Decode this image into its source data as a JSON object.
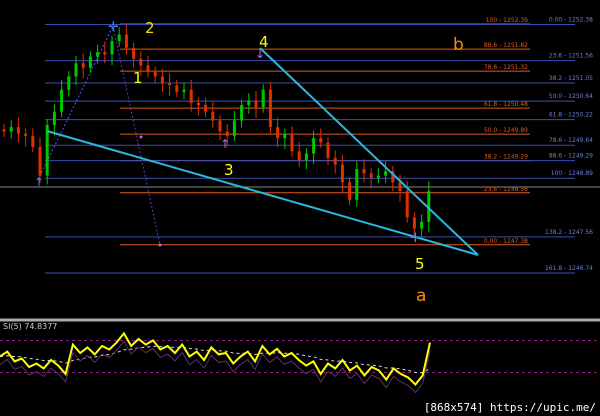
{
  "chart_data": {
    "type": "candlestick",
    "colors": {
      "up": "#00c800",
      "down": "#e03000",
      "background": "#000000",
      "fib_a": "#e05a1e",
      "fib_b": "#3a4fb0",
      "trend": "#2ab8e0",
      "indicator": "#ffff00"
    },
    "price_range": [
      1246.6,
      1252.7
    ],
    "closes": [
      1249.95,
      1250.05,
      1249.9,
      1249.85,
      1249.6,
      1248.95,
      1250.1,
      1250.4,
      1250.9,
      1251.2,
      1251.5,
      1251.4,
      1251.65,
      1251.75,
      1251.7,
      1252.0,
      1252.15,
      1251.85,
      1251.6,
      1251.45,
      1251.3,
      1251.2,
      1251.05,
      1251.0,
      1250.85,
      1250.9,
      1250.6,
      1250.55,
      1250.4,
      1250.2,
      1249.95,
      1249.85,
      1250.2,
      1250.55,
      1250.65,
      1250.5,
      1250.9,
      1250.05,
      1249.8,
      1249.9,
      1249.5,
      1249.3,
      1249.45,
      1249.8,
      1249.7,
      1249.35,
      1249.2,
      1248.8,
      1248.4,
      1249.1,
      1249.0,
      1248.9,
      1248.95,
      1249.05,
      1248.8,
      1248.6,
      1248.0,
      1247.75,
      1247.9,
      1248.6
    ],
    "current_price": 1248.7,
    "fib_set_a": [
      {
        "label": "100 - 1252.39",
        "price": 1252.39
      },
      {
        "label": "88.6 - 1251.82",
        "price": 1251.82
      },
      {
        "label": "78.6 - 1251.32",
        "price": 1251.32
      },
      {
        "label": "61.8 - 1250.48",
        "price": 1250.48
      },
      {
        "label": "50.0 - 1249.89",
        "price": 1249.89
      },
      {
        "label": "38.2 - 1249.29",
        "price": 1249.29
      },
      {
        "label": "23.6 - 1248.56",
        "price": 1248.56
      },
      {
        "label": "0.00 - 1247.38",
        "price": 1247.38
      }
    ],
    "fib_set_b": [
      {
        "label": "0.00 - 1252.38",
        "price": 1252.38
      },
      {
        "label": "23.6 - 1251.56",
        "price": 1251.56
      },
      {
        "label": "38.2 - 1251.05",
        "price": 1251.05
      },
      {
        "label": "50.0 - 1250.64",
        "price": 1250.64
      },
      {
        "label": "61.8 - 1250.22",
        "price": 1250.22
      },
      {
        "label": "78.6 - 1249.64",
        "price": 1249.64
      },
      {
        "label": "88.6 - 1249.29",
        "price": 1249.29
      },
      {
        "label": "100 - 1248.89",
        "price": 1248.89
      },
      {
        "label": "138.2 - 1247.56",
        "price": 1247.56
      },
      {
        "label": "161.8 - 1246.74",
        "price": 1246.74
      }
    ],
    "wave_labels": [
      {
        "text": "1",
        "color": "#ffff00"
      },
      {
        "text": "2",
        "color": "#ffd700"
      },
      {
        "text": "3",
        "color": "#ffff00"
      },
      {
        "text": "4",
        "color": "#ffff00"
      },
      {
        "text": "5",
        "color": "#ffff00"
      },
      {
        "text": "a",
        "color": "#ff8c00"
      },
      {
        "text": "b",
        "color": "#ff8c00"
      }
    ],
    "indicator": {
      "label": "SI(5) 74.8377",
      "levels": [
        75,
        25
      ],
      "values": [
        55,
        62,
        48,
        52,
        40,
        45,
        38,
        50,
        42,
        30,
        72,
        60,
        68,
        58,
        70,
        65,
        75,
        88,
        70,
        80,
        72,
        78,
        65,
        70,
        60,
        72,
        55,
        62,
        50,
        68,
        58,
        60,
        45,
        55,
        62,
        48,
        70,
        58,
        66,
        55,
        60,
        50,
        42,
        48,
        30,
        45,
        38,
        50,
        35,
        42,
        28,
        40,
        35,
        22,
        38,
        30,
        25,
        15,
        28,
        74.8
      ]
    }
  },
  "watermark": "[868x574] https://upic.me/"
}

* * * * * * * * *

Challenge: Write the material out again exactly as it appears, dropping the pictures.

Problem solution:
Decode this image into its source data as a JSON object.
{
  "chart_data": {
    "type": "candlestick",
    "colors": {
      "up": "#00c800",
      "down": "#e03000",
      "background": "#000000",
      "fib_a": "#e05a1e",
      "fib_b": "#3a4fb0",
      "trend": "#2ab8e0",
      "indicator": "#ffff00"
    },
    "price_range": [
      1246.6,
      1252.7
    ],
    "closes": [
      1249.95,
      1250.05,
      1249.9,
      1249.85,
      1249.6,
      1248.95,
      1250.1,
      1250.4,
      1250.9,
      1251.2,
      1251.5,
      1251.4,
      1251.65,
      1251.75,
      1251.7,
      1252.0,
      1252.15,
      1251.85,
      1251.6,
      1251.45,
      1251.3,
      1251.2,
      1251.05,
      1251.0,
      1250.85,
      1250.9,
      1250.6,
      1250.55,
      1250.4,
      1250.2,
      1249.95,
      1249.85,
      1250.2,
      1250.55,
      1250.65,
      1250.5,
      1250.9,
      1250.05,
      1249.8,
      1249.9,
      1249.5,
      1249.3,
      1249.45,
      1249.8,
      1249.7,
      1249.35,
      1249.2,
      1248.8,
      1248.4,
      1249.1,
      1249.0,
      1248.9,
      1248.95,
      1249.05,
      1248.8,
      1248.6,
      1248.0,
      1247.75,
      1247.9,
      1248.6
    ],
    "current_price": 1248.7,
    "fib_set_a": [
      {
        "label": "100 - 1252.39",
        "price": 1252.39
      },
      {
        "label": "88.6 - 1251.82",
        "price": 1251.82
      },
      {
        "label": "78.6 - 1251.32",
        "price": 1251.32
      },
      {
        "label": "61.8 - 1250.48",
        "price": 1250.48
      },
      {
        "label": "50.0 - 1249.89",
        "price": 1249.89
      },
      {
        "label": "38.2 - 1249.29",
        "price": 1249.29
      },
      {
        "label": "23.6 - 1248.56",
        "price": 1248.56
      },
      {
        "label": "0.00 - 1247.38",
        "price": 1247.38
      }
    ],
    "fib_set_b": [
      {
        "label": "0.00 - 1252.38",
        "price": 1252.38
      },
      {
        "label": "23.6 - 1251.56",
        "price": 1251.56
      },
      {
        "label": "38.2 - 1251.05",
        "price": 1251.05
      },
      {
        "label": "50.0 - 1250.64",
        "price": 1250.64
      },
      {
        "label": "61.8 - 1250.22",
        "price": 1250.22
      },
      {
        "label": "78.6 - 1249.64",
        "price": 1249.64
      },
      {
        "label": "88.6 - 1249.29",
        "price": 1249.29
      },
      {
        "label": "100 - 1248.89",
        "price": 1248.89
      },
      {
        "label": "138.2 - 1247.56",
        "price": 1247.56
      },
      {
        "label": "161.8 - 1246.74",
        "price": 1246.74
      }
    ],
    "wave_labels": [
      {
        "text": "1",
        "color": "#ffff00"
      },
      {
        "text": "2",
        "color": "#ffd700"
      },
      {
        "text": "3",
        "color": "#ffff00"
      },
      {
        "text": "4",
        "color": "#ffff00"
      },
      {
        "text": "5",
        "color": "#ffff00"
      },
      {
        "text": "a",
        "color": "#ff8c00"
      },
      {
        "text": "b",
        "color": "#ff8c00"
      }
    ],
    "indicator": {
      "label": "SI(5) 74.8377",
      "levels": [
        75,
        25
      ],
      "values": [
        55,
        62,
        48,
        52,
        40,
        45,
        38,
        50,
        42,
        30,
        72,
        60,
        68,
        58,
        70,
        65,
        75,
        88,
        70,
        80,
        72,
        78,
        65,
        70,
        60,
        72,
        55,
        62,
        50,
        68,
        58,
        60,
        45,
        55,
        62,
        48,
        70,
        58,
        66,
        55,
        60,
        50,
        42,
        48,
        30,
        45,
        38,
        50,
        35,
        42,
        28,
        40,
        35,
        22,
        38,
        30,
        25,
        15,
        28,
        74.8
      ]
    }
  },
  "watermark": "[868x574] https://upic.me/"
}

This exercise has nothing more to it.